[Figure content listings]

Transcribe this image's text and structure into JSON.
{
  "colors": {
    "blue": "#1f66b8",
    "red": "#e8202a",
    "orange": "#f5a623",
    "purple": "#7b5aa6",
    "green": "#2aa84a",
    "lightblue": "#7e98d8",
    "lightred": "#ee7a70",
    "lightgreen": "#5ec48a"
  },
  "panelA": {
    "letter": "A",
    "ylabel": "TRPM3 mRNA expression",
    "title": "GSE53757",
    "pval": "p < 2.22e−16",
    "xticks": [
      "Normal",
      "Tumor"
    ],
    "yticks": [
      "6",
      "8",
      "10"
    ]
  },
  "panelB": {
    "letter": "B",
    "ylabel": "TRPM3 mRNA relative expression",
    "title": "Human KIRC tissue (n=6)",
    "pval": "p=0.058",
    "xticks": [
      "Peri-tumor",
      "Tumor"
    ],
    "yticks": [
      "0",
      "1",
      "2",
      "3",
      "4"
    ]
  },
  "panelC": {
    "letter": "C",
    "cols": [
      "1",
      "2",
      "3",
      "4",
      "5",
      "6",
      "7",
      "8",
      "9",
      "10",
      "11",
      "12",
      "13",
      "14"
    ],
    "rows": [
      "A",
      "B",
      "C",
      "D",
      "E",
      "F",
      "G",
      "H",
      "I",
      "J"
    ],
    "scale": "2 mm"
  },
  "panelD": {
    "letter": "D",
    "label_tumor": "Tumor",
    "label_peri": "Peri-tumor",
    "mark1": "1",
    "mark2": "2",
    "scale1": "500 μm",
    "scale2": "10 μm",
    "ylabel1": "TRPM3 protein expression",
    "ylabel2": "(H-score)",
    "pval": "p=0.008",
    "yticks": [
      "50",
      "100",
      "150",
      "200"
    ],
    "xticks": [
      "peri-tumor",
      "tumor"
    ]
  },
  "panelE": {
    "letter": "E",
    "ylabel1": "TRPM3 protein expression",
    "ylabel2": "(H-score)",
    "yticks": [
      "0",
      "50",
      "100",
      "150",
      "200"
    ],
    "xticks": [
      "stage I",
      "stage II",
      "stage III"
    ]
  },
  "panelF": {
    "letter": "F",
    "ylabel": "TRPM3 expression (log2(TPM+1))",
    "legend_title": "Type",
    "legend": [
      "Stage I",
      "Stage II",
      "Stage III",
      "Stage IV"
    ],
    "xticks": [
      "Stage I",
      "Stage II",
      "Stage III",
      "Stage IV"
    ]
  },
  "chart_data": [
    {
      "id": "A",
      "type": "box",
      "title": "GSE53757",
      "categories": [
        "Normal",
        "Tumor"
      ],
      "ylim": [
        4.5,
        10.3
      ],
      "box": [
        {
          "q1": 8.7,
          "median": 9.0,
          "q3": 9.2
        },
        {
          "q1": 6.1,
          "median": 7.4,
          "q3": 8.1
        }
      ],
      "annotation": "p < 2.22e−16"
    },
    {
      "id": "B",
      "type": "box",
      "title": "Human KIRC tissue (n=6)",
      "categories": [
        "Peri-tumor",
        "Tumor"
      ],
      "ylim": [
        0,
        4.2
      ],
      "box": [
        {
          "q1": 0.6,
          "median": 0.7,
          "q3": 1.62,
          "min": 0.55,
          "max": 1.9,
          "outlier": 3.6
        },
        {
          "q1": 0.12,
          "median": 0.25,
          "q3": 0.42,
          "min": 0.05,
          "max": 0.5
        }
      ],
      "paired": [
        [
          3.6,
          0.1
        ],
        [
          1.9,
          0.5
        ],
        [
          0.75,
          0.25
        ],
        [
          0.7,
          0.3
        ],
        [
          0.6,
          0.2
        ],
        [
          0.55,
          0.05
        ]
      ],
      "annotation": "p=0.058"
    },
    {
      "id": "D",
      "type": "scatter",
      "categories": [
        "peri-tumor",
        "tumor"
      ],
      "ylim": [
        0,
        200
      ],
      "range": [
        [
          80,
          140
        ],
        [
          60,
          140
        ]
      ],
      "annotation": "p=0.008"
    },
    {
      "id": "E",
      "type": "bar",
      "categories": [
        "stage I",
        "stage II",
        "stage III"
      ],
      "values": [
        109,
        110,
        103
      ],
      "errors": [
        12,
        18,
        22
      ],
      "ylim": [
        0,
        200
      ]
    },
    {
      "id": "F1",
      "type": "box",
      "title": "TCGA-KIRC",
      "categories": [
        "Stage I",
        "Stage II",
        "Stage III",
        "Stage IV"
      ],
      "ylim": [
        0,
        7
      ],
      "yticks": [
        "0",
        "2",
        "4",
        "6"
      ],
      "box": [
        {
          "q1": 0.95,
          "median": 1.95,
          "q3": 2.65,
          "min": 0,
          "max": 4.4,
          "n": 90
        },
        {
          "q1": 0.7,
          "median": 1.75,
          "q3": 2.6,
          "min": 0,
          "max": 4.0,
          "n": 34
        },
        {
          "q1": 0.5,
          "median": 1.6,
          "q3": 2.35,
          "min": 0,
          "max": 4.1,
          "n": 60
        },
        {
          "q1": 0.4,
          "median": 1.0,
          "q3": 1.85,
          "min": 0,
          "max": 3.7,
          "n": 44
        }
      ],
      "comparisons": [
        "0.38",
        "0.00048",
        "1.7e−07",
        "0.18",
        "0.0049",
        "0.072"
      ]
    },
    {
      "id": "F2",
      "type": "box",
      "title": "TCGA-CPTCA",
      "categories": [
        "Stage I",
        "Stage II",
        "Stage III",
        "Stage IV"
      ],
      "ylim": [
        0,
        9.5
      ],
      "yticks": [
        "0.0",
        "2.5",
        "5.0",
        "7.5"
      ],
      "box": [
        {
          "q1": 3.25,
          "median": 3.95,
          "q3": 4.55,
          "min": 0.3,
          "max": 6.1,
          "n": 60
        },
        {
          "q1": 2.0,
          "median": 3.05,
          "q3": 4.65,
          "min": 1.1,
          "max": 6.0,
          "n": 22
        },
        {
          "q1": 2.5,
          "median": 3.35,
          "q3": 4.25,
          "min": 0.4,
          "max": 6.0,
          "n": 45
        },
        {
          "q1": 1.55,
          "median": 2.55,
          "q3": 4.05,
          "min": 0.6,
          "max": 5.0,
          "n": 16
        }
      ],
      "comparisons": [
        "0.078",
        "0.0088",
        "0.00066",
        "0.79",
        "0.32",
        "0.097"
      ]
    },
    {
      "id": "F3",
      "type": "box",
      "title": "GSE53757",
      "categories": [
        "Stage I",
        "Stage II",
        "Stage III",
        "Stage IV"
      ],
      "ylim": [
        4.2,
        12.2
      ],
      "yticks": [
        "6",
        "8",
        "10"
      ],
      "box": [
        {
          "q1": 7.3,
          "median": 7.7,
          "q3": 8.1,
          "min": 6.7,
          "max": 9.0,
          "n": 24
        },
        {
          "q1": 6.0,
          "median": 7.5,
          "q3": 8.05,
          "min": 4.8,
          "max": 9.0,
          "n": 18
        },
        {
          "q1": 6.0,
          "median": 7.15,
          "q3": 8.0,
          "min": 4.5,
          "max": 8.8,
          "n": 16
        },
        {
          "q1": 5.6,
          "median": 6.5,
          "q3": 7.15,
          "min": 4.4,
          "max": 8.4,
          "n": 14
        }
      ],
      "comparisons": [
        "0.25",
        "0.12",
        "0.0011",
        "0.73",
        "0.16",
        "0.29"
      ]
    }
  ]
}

**PROMPT**.
Every entry must be given again exactly as it reads.

**TASK ANSWER**.
Transcribe this image's text and structure into JSON.
{
  "colors": {
    "blue": "#1f66b8",
    "red": "#e8202a",
    "orange": "#f5a623",
    "purple": "#7b5aa6",
    "green": "#2aa84a",
    "lightblue": "#7e98d8",
    "lightred": "#ee7a70",
    "lightgreen": "#5ec48a"
  },
  "panelA": {
    "letter": "A",
    "ylabel": "TRPM3 mRNA expression",
    "title": "GSE53757",
    "pval": "p < 2.22e−16",
    "xticks": [
      "Normal",
      "Tumor"
    ],
    "yticks": [
      "6",
      "8",
      "10"
    ]
  },
  "panelB": {
    "letter": "B",
    "ylabel": "TRPM3 mRNA relative expression",
    "title": "Human KIRC tissue (n=6)",
    "pval": "p=0.058",
    "xticks": [
      "Peri-tumor",
      "Tumor"
    ],
    "yticks": [
      "0",
      "1",
      "2",
      "3",
      "4"
    ]
  },
  "panelC": {
    "letter": "C",
    "cols": [
      "1",
      "2",
      "3",
      "4",
      "5",
      "6",
      "7",
      "8",
      "9",
      "10",
      "11",
      "12",
      "13",
      "14"
    ],
    "rows": [
      "A",
      "B",
      "C",
      "D",
      "E",
      "F",
      "G",
      "H",
      "I",
      "J"
    ],
    "scale": "2 mm"
  },
  "panelD": {
    "letter": "D",
    "label_tumor": "Tumor",
    "label_peri": "Peri-tumor",
    "mark1": "1",
    "mark2": "2",
    "scale1": "500 μm",
    "scale2": "10 μm",
    "ylabel1": "TRPM3 protein expression",
    "ylabel2": "(H-score)",
    "pval": "p=0.008",
    "yticks": [
      "50",
      "100",
      "150",
      "200"
    ],
    "xticks": [
      "peri-tumor",
      "tumor"
    ]
  },
  "panelE": {
    "letter": "E",
    "ylabel1": "TRPM3 protein expression",
    "ylabel2": "(H-score)",
    "yticks": [
      "0",
      "50",
      "100",
      "150",
      "200"
    ],
    "xticks": [
      "stage I",
      "stage II",
      "stage III"
    ]
  },
  "panelF": {
    "letter": "F",
    "ylabel": "TRPM3 expression (log2(TPM+1))",
    "legend_title": "Type",
    "legend": [
      "Stage I",
      "Stage II",
      "Stage III",
      "Stage IV"
    ],
    "xticks": [
      "Stage I",
      "Stage II",
      "Stage III",
      "Stage IV"
    ]
  },
  "chart_data": [
    {
      "id": "A",
      "type": "box",
      "title": "GSE53757",
      "categories": [
        "Normal",
        "Tumor"
      ],
      "ylim": [
        4.5,
        10.3
      ],
      "box": [
        {
          "q1": 8.7,
          "median": 9.0,
          "q3": 9.2
        },
        {
          "q1": 6.1,
          "median": 7.4,
          "q3": 8.1
        }
      ],
      "annotation": "p < 2.22e−16"
    },
    {
      "id": "B",
      "type": "box",
      "title": "Human KIRC tissue (n=6)",
      "categories": [
        "Peri-tumor",
        "Tumor"
      ],
      "ylim": [
        0,
        4.2
      ],
      "box": [
        {
          "q1": 0.6,
          "median": 0.7,
          "q3": 1.62,
          "min": 0.55,
          "max": 1.9,
          "outlier": 3.6
        },
        {
          "q1": 0.12,
          "median": 0.25,
          "q3": 0.42,
          "min": 0.05,
          "max": 0.5
        }
      ],
      "paired": [
        [
          3.6,
          0.1
        ],
        [
          1.9,
          0.5
        ],
        [
          0.75,
          0.25
        ],
        [
          0.7,
          0.3
        ],
        [
          0.6,
          0.2
        ],
        [
          0.55,
          0.05
        ]
      ],
      "annotation": "p=0.058"
    },
    {
      "id": "D",
      "type": "scatter",
      "categories": [
        "peri-tumor",
        "tumor"
      ],
      "ylim": [
        0,
        200
      ],
      "range": [
        [
          80,
          140
        ],
        [
          60,
          140
        ]
      ],
      "annotation": "p=0.008"
    },
    {
      "id": "E",
      "type": "bar",
      "categories": [
        "stage I",
        "stage II",
        "stage III"
      ],
      "values": [
        109,
        110,
        103
      ],
      "errors": [
        12,
        18,
        22
      ],
      "ylim": [
        0,
        200
      ]
    },
    {
      "id": "F1",
      "type": "box",
      "title": "TCGA-KIRC",
      "categories": [
        "Stage I",
        "Stage II",
        "Stage III",
        "Stage IV"
      ],
      "ylim": [
        0,
        7
      ],
      "yticks": [
        "0",
        "2",
        "4",
        "6"
      ],
      "box": [
        {
          "q1": 0.95,
          "median": 1.95,
          "q3": 2.65,
          "min": 0,
          "max": 4.4,
          "n": 90
        },
        {
          "q1": 0.7,
          "median": 1.75,
          "q3": 2.6,
          "min": 0,
          "max": 4.0,
          "n": 34
        },
        {
          "q1": 0.5,
          "median": 1.6,
          "q3": 2.35,
          "min": 0,
          "max": 4.1,
          "n": 60
        },
        {
          "q1": 0.4,
          "median": 1.0,
          "q3": 1.85,
          "min": 0,
          "max": 3.7,
          "n": 44
        }
      ],
      "comparisons": [
        "0.38",
        "0.00048",
        "1.7e−07",
        "0.18",
        "0.0049",
        "0.072"
      ]
    },
    {
      "id": "F2",
      "type": "box",
      "title": "TCGA-CPTCA",
      "categories": [
        "Stage I",
        "Stage II",
        "Stage III",
        "Stage IV"
      ],
      "ylim": [
        0,
        9.5
      ],
      "yticks": [
        "0.0",
        "2.5",
        "5.0",
        "7.5"
      ],
      "box": [
        {
          "q1": 3.25,
          "median": 3.95,
          "q3": 4.55,
          "min": 0.3,
          "max": 6.1,
          "n": 60
        },
        {
          "q1": 2.0,
          "median": 3.05,
          "q3": 4.65,
          "min": 1.1,
          "max": 6.0,
          "n": 22
        },
        {
          "q1": 2.5,
          "median": 3.35,
          "q3": 4.25,
          "min": 0.4,
          "max": 6.0,
          "n": 45
        },
        {
          "q1": 1.55,
          "median": 2.55,
          "q3": 4.05,
          "min": 0.6,
          "max": 5.0,
          "n": 16
        }
      ],
      "comparisons": [
        "0.078",
        "0.0088",
        "0.00066",
        "0.79",
        "0.32",
        "0.097"
      ]
    },
    {
      "id": "F3",
      "type": "box",
      "title": "GSE53757",
      "categories": [
        "Stage I",
        "Stage II",
        "Stage III",
        "Stage IV"
      ],
      "ylim": [
        4.2,
        12.2
      ],
      "yticks": [
        "6",
        "8",
        "10"
      ],
      "box": [
        {
          "q1": 7.3,
          "median": 7.7,
          "q3": 8.1,
          "min": 6.7,
          "max": 9.0,
          "n": 24
        },
        {
          "q1": 6.0,
          "median": 7.5,
          "q3": 8.05,
          "min": 4.8,
          "max": 9.0,
          "n": 18
        },
        {
          "q1": 6.0,
          "median": 7.15,
          "q3": 8.0,
          "min": 4.5,
          "max": 8.8,
          "n": 16
        },
        {
          "q1": 5.6,
          "median": 6.5,
          "q3": 7.15,
          "min": 4.4,
          "max": 8.4,
          "n": 14
        }
      ],
      "comparisons": [
        "0.25",
        "0.12",
        "0.0011",
        "0.73",
        "0.16",
        "0.29"
      ]
    }
  ]
}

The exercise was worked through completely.